• **CONSIGNE 1**
D'après le texte source, pourquoi Jennifer Garner a-t-elle été prise pour Hilary Swank ? Répondez en une ou deux phrases.
• **CONSIGNE 2**
Poursuivez le texte source, consacré aux stars absentes, à partir de sa dernière phrase.

• **TEXTE SOURCE**
J’ai dépassé Anne Hathaway, magnifique dans une robe fourreau rouge incrustée de roses, puis Jennifer Garner dans une robe fourreau noire que j’ai prise pour Hilary Swank, peut-être parce qu’elle portait la même robe fourreau moulée à partir de la même statue. Et j’ai subitement pris conscience que les stars, les vraies, celles qui brillent comme des astres phosphorescents et qui sont immédiatement reconnaissables, manquaient à l’appel.

Pas d’Angelina Jolie ni de Brad Pitt à l’horizon, pas de Julia Roberts ni de Tom Cruise ou de Warren Beatty.

• **DONNÉES FOURNIES**
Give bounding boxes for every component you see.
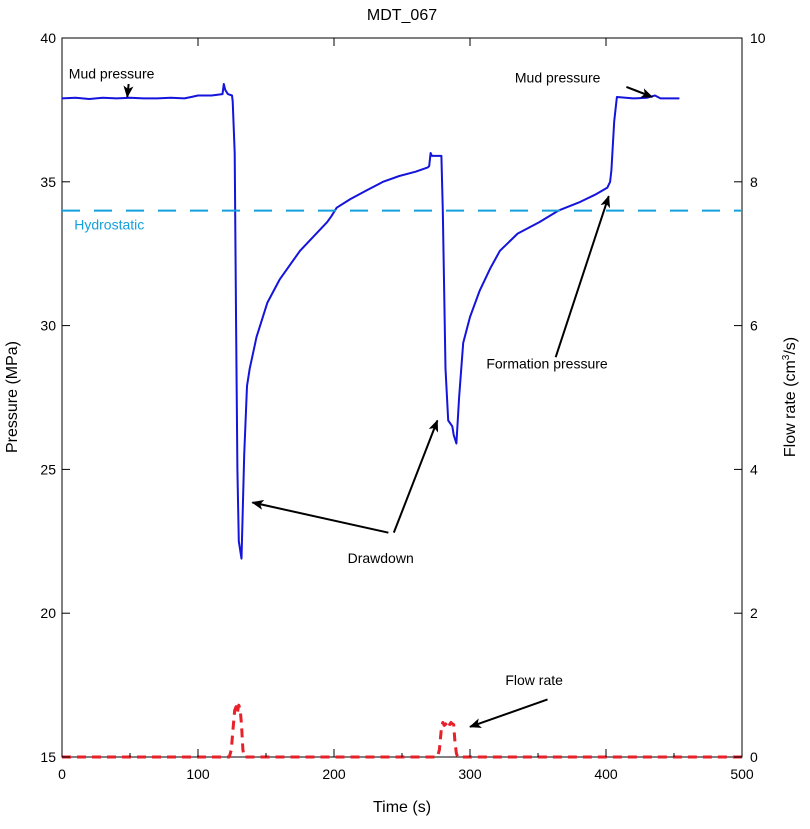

• **RÉPONSE ATTENDUE 1**
Selon le texte source, c'est peut-être parce que Jennifer Garner portait la même robe fourreau qu'Hilary Swank, une robe noire moulée à partir de la même statue.

• **RÉPONSE ATTENDUE 2**
Cette année, la plupart des gens en nomination étaient soit des inconnus, soit des as de la transformation et du camouflage. Aussi suis-je passée à côté de Marion Cotillard (meilleure actrice) à trois occasions sans savoir que c’était elle. Pas que je m’attendais à voir Édith Piaf en personne, mais disons que des jolies grandes brunes en robe fourreau blanche, il y en avait à la tonne. Même phénomène avec la meilleure actrice de soutien, Tilda Swinton. Avec ses cheveux orange et sa robe à mi-chemin entre la djellaba et le sac de couchage, elle ressemblait plus à une hippie des années 60 qu’à la cadre rêche et sèche, façon Micheline Charest, qu’elle incarne dans le film Michael Clayton.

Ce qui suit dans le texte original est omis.